# Jobs
A: Please restate word for word the part of the Heupel biography below that opens with the words containing "Professional career" and closes with "make the team.".
B: Name every university that, according to the Heupel biography below, sent Heupel recruiting inquiries while he was in high school.

# Document excerpt
-------
Heupel was born and raised in Aberdeen, South Dakota.[4] His mother, Cindy, was a high school principal, and his father, Ken, was a head football coach at Northern State University. As a child, Heupel watched game film with his father.[5]

He attended Central High School in Aberdeen, where he played high school football for the Central Golden Eagles. In the second half of the first game of his sophomore season in 1994, he became the Golden Eagles' quarterback in a scaled-down version of the run and shoot offense. As a senior, he was named South Dakota's player of the year. He got recruiting inquiries from major college football programs at the universities of Houston, Minnesota, Wisconsin and Wyoming, but "it seemed I was always the second or third guy on their list," according to Heupel.[5]

College career

Heupel began his collegiate playing career at Weber State University in Ogden, Utah. He redshirted in 1996 and saw action in four games as a freshman in 1997, but he suffered an ACL injury during spring practice in 1998,[6] pushing him down the team's depth chart. He transferred to Snow College in Ephraim, Utah, where he beat out Fred Salanoa as the team's starting quarterback. Heupel passed for 2,308 yards and 28 touchdowns, despite sharing playing time with Salanoa.[7] He later held a scholarship offer from Utah State, but committed to Oklahoma after meeting with Mike Leach, the Sooners' new offensive coordinator.

Heupel was the Heisman Trophy runner-up in 2000. He was also an All-American, the AP Player of the Year, and a Walter Camp Award winner. Heupel led the Sooners to an undefeated season and a national championship with a victory over Florida State in the 2001 Orange Bowl.[8][9]

Professional career

Heupel was drafted in the sixth round of the 2001 NFL Draft by the Miami Dolphins.[10] Compromised by shoulder tendonitis of his throwing arm, he was relegated to fourth string for the entire preseason and failed to make the team.

He was then later signed by the Green Bay Packers in the early 2002 offseason, but was released a month before training camp. He did not pursue a career in professional football afterward.

Coaching career

Heupel spent the 2004 season as a graduate assistant for Oklahoma under head coach Bob Stoops. In 2005, Heupel was hired as the tight ends coach at the University of Arizona by newly appointed head coach Mike Stoops, Bob's brother and an Oklahoma assistant coach during Heupel's playing days.[11]

Heupel became the quarterbacks coach for Oklahoma in 2006. In that capacity he coached Sooner quarterback Sam Bradford, who won the Heisman Trophy in 2008.[12] On December 13, 2010, Bob Stoops named Heupel and Jay Norvell as co-offensive coordinators at Oklahoma, replacing Kevin Wilson, who had accepted the head coaching job at Indiana. Stoops said Heupel would be in charge of calling offensive plays during games.[13] Heupel was fired in January 2015 following an 8−5 season capped by a 40−6 loss to Clemson in 2014 Russell Athletic Bowl.
-------
# Information supplied

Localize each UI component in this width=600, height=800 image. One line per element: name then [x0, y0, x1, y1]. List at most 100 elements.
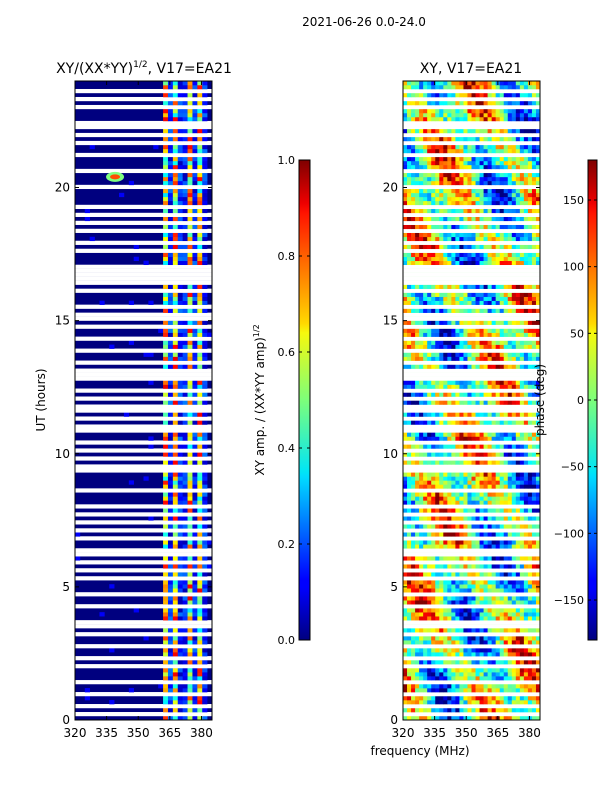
-------
# Answer set
A:
Professional career

Heupel was drafted in the sixth round of the 2001 NFL Draft by the Miami Dolphins.[10] Compromised by shoulder tendonitis of his throwing arm, he was relegated to fourth string for the entire preseason and failed to make the team.

B: Houston, Minnesota, Wisconsin, Wyoming